━━━━━ Passage shown

Scorchers is a 1991 ensemble drama written and directed by David Beaird with a cast of Faye Dunaway, James Earl Jones, Denholm Elliott, Leland Crooke and Emily Lloyd. The film is based on David Beaird's 1985 stage play of the same name which premiered at the Equity Waiver Theater in Los Angeles, also featuring Leland Crooke in the cast.

Plot 
Scorchers takes place in Cajun Louisiana on the wedding night of a young woman named Splendid (played by Emily Lloyd). Splendid is scared to death of what will happen in the bedroom with her new husband Dolan (James Wilder) and her father, Jumper (Leland Crooke), finds himself having to coax his daughter to submit to the groom.

Meanwhile, Talbot (Jennifer Tilly) comes to terms with the fact that her husband has not been satisfied at home and has been cheating on her, as the town prostitute, Thais (Faye Dunaway) shares her wisdom on the ways of men—all this takes place while the town bartender, Bear (James Earl Jones) and the town drunk, Howler (Denholm Elliott), debate the finer points of music and life.

━━━━━━━━━━
━━━━━ Data rows

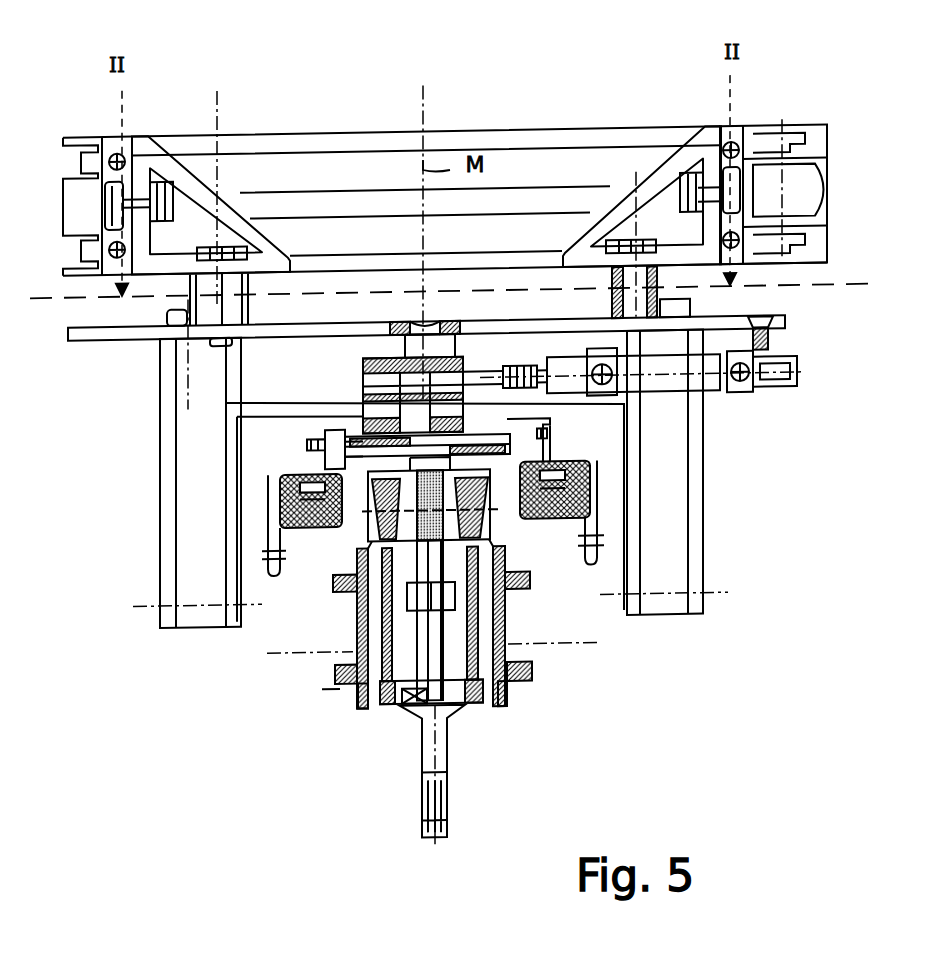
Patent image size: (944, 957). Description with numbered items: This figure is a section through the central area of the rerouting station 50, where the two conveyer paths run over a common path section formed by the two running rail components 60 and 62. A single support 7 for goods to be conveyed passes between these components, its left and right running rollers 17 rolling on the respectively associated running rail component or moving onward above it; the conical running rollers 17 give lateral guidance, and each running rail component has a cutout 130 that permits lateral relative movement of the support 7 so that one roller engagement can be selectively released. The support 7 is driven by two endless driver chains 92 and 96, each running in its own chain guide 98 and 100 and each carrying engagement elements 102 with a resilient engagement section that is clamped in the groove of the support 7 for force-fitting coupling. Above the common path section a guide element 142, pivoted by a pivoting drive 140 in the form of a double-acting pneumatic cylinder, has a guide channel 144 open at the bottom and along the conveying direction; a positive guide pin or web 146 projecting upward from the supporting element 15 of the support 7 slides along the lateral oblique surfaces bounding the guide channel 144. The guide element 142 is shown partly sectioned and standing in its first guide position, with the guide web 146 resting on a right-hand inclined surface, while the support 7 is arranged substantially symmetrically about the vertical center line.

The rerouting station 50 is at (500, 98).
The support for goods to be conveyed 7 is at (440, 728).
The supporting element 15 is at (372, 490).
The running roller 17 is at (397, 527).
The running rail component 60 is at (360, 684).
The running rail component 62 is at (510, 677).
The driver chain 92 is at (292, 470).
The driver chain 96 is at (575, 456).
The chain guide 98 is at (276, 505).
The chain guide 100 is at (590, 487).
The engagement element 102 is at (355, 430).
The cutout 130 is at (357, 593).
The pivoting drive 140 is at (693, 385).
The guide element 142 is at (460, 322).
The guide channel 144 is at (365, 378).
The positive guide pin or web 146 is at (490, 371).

━━━━━━━━━━

Reproduce the passage on the film Scorchers, starting with "Scorchers is a" and going on through "in the cast.", changing "stage play" to "theater production".

Scorchers is a 1991 ensemble drama written and directed by David Beaird with a cast of Faye Dunaway, James Earl Jones, Denholm Elliott, Leland Crooke and Emily Lloyd. The film is based on David Beaird's 1985 theater production of the same name which premiered at the Equity Waiver Theater in Los Angeles, also featuring Leland Crooke in the cast.